● **Problem to solve**:
Print out every record exactly as it appears.

Extracted data entries
* * * * * * * * *

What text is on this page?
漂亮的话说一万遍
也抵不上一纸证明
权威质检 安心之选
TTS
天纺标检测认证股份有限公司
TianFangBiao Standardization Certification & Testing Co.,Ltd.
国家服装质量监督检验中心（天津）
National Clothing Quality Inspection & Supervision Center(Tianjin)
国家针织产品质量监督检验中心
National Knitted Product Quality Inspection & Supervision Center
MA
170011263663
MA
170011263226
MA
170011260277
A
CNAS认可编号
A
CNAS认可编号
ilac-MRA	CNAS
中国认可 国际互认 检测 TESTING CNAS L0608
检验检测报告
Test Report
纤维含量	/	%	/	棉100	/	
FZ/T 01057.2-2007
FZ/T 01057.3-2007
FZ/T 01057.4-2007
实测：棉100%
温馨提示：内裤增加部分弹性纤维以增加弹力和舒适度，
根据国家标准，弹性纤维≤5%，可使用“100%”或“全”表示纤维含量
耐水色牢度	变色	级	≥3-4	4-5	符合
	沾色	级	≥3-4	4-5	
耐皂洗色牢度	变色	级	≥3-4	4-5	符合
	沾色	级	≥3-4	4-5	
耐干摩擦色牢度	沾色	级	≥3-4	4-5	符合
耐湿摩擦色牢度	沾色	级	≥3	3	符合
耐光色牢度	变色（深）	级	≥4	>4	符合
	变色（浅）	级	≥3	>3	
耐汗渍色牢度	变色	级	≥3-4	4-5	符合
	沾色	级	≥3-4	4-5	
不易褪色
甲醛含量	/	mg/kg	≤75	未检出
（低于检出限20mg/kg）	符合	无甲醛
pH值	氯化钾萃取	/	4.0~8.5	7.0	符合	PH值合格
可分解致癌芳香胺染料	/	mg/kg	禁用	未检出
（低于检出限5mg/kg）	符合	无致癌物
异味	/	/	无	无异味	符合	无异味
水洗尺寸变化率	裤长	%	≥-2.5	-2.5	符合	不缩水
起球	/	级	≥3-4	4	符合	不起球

* * * * * * * * *

● **Exercise solution**:
What text is on this page?
漂亮的话说一万遍
也抵不上一纸证明
权威质检 安心之选
TTS
天纺标检测认证股份有限公司
TianFangBiao Standardization Certification & Testing Co.,Ltd.
国家服装质量监督检验中心（天津）
National Clothing Quality Inspection & Supervision Center(Tianjin)
国家针织产品质量监督检验中心
National Knitted Product Quality Inspection & Supervision Center
MA
170011263663
MA
170011263226
MA
170011260277
A
CNAS认可编号
A
CNAS认可编号
ilac-MRA	CNAS
中国认可 国际互认 检测 TESTING CNAS L0608
检验检测报告
Test Report
纤维含量	/	%	/	棉100	/	
FZ/T 01057.2-2007
FZ/T 01057.3-2007
FZ/T 01057.4-2007
实测：棉100%
温馨提示：内裤增加部分弹性纤维以增加弹力和舒适度，
根据国家标准，弹性纤维≤5%，可使用“100%”或“全”表示纤维含量
耐水色牢度	变色	级	≥3-4	4-5	符合
	沾色	级	≥3-4	4-5	
耐皂洗色牢度	变色	级	≥3-4	4-5	符合
	沾色	级	≥3-4	4-5	
耐干摩擦色牢度	沾色	级	≥3-4	4-5	符合
耐湿摩擦色牢度	沾色	级	≥3	3	符合
耐光色牢度	变色（深）	级	≥4	>4	符合
	变色（浅）	级	≥3	>3	
耐汗渍色牢度	变色	级	≥3-4	4-5	符合
	沾色	级	≥3-4	4-5	
不易褪色
甲醛含量	/	mg/kg	≤75	未检出
（低于检出限20mg/kg）	符合	无甲醛
pH值	氯化钾萃取	/	4.0~8.5	7.0	符合	PH值合格
可分解致癌芳香胺染料	/	mg/kg	禁用	未检出
（低于检出限5mg/kg）	符合	无致癌物
异味	/	/	无	无异味	符合	无异味
水洗尺寸变化率	裤长	%	≥-2.5	-2.5	符合	不缩水
起球	/	级	≥3-4	4	符合	不起球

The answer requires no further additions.